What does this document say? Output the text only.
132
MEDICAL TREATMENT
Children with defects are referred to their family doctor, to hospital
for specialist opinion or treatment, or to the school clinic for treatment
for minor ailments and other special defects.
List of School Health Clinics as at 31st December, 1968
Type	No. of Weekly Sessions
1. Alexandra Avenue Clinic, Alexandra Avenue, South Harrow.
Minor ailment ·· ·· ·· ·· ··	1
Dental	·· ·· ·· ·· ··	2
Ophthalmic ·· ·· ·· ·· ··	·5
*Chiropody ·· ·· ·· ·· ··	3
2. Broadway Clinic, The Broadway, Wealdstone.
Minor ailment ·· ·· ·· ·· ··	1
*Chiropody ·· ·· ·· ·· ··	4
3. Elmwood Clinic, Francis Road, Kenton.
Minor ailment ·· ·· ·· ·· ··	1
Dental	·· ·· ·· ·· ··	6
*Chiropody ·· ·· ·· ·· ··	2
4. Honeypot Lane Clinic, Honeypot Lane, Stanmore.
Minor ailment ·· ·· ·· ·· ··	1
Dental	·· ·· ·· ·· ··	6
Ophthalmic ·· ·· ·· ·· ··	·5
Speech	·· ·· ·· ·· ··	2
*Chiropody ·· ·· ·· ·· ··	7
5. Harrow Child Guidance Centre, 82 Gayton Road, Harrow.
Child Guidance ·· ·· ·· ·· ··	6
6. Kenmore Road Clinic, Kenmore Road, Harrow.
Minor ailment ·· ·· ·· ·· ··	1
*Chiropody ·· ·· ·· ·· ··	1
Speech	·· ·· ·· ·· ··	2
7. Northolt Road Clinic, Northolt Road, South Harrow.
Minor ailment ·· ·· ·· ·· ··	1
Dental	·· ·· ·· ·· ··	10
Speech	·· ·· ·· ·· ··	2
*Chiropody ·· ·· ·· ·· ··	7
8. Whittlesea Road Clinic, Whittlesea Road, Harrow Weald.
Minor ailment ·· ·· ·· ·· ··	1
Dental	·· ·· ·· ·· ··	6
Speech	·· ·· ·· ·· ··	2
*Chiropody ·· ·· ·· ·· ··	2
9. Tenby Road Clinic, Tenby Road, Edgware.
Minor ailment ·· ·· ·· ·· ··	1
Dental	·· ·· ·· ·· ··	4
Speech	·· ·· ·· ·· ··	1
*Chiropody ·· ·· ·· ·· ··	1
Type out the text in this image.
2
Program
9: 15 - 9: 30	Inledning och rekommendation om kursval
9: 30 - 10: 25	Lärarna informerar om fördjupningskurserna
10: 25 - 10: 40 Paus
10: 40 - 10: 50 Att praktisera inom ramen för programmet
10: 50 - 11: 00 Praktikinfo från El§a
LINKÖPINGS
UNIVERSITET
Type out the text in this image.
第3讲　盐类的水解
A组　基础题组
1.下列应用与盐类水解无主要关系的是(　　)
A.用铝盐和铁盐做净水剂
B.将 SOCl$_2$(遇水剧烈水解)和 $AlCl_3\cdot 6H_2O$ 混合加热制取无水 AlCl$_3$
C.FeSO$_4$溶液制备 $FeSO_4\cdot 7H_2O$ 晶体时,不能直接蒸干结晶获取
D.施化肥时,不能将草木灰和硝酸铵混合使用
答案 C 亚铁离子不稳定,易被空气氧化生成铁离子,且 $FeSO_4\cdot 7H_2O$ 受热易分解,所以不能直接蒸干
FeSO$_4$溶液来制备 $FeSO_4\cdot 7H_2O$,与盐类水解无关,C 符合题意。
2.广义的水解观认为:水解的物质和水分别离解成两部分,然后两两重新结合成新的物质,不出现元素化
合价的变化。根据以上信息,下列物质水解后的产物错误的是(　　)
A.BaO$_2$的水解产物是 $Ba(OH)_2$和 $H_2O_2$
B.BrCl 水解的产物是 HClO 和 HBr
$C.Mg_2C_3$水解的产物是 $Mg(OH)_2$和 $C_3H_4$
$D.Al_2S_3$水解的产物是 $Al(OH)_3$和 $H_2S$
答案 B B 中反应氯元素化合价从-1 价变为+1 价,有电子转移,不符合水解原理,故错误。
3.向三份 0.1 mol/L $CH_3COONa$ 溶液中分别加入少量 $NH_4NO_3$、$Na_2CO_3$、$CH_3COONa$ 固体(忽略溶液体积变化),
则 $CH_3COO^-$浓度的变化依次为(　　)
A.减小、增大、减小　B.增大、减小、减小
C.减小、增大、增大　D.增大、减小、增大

▬▬▬

OBJECTIVE:
Identify every line holding the word "Guidance" and copy it out.

SOLVED PROBLEM:
5. Harrow Child Guidance Centre, 82 Gayton Road, Harrow.
Child Guidance ·· ·· ·· ·· ··	6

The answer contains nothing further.